Being able to visualize the intricate 3D structure of biological tissues at the micro-scale (i.e., microstructure) is crucial to fully understand their functioning, as well as the impact of pathologies and their treatments.
However, conventional techniques such as classical 2D histological sectioning only partially reveals this complex 3D microstructure of tissues.
In this regard, X-ray based 3D histology, using contrast-enhanced microCT (CECT), can provide important complementary microstructural information.
In our publication in Nature Communications (Nature Portfolio), we present an extension to conventional CECT, termed Cryogenic Contrast-Enhanced MicroCT (cryo-CECT), which combines sample staining with subsequent freezing at the optimal freezing rate, followed by microCT imaging in the frozen state. Using cryo-CECT we were able to substantially improve the visualization of soft biological tissue constituents, such as individual muscle & collagen fibers. To demonstrate the histopathological potential of cryo-CECT, we applied our technique to a disease heart model (TAC). Thanks to cryo-CECT, we were able to analyze, in an unprecedented manner, the orientation and diameter of individual muscle fibers in the entire heart, as well as the 3D localization of fibrotic regions. We foresee further applications of cryo-CECT in the optimization of tissue/food preservation and donor banking, showing that cryo-CECT also has clinical and industrial potential.

Activities.
1. Rewrite the cryo-CECT text between "Being able to" and "and their treatments.", inclusive, with "crucial" replaced by "essential".
2. List, in order, the steps that the cryo-CECT text says the technique combines.
3. Decide whether each statement agrees with the cryo-CECT text. Answer yes or no, and quote the words of the text that decide it.
(a) Classical 2D histological sectioning fully reveals the 3D microstructure of tissues.
(b) The publication appeared in Nature Communications.
(c) Cryo-CECT was applied to a disease heart model.
The data come from a separate, unrelated source.

Document understanding data.
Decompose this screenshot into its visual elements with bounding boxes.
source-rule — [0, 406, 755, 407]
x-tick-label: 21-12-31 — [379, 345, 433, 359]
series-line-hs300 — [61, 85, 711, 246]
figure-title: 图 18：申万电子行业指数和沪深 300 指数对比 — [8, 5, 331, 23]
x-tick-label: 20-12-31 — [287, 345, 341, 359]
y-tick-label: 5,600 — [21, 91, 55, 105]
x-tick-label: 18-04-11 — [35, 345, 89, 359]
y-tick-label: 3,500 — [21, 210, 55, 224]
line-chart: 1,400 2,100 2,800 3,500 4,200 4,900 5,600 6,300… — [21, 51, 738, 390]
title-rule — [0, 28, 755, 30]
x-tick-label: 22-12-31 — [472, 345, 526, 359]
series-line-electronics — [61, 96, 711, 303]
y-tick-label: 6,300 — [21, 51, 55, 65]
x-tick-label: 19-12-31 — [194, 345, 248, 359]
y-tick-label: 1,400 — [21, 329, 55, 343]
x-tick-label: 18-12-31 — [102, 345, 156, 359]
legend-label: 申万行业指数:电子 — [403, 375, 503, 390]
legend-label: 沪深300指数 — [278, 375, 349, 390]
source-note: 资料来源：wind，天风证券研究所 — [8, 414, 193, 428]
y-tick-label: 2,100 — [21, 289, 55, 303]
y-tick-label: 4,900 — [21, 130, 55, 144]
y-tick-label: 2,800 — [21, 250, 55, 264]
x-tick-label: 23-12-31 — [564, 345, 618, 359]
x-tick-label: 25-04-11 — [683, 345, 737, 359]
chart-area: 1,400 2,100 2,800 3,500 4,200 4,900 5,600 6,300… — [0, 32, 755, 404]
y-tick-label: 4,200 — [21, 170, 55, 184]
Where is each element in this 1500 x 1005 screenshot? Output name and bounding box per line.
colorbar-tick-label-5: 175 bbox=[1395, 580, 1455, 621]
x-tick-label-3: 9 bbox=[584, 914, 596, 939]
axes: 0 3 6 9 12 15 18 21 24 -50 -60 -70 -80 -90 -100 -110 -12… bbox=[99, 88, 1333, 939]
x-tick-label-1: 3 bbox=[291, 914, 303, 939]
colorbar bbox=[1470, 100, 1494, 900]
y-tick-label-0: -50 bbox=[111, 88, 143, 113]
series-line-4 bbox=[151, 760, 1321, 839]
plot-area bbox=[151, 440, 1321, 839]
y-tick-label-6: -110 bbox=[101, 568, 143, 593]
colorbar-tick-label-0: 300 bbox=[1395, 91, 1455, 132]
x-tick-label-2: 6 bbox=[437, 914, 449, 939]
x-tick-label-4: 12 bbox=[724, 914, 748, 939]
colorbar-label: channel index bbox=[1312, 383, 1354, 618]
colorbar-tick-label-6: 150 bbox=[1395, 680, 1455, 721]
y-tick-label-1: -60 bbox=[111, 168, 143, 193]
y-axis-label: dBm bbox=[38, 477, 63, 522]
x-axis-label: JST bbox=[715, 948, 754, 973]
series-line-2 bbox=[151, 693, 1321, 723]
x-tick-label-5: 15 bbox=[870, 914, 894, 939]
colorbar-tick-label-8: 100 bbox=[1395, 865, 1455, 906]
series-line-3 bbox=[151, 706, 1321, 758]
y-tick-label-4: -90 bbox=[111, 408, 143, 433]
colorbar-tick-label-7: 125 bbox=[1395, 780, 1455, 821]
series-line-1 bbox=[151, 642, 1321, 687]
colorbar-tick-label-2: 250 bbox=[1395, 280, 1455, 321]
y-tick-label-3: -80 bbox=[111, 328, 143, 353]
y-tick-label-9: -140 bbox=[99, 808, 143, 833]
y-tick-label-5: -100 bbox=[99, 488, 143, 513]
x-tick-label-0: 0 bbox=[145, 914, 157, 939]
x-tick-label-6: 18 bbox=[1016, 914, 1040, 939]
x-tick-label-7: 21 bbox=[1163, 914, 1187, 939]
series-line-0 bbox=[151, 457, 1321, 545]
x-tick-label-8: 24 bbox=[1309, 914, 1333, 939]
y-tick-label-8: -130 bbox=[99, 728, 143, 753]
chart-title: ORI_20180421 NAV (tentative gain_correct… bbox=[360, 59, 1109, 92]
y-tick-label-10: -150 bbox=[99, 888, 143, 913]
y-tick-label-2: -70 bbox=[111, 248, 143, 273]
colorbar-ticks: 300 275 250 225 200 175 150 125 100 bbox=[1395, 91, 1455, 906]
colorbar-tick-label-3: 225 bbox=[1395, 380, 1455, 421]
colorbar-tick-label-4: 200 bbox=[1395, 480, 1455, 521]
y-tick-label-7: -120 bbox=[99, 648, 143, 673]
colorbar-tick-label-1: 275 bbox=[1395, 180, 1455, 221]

Written answers.
1.
Being able to visualize the intricate 3D structure of biological tissues at the micro-scale (i.e., microstructure) is essential to fully understand their functioning, as well as the impact of pathologies and their treatments.

2.
1. Sample staining
2. Subsequent freezing at the optimal freezing rate
3. MicroCT imaging in the frozen state

3.
(a) No: "only partially reveals this complex 3D microstructure of tissues"
(b) Yes: "In our publication in Nature Communications (Nature Portfolio)"
(c) Yes: "we applied our technique to a disease heart model (TAC)"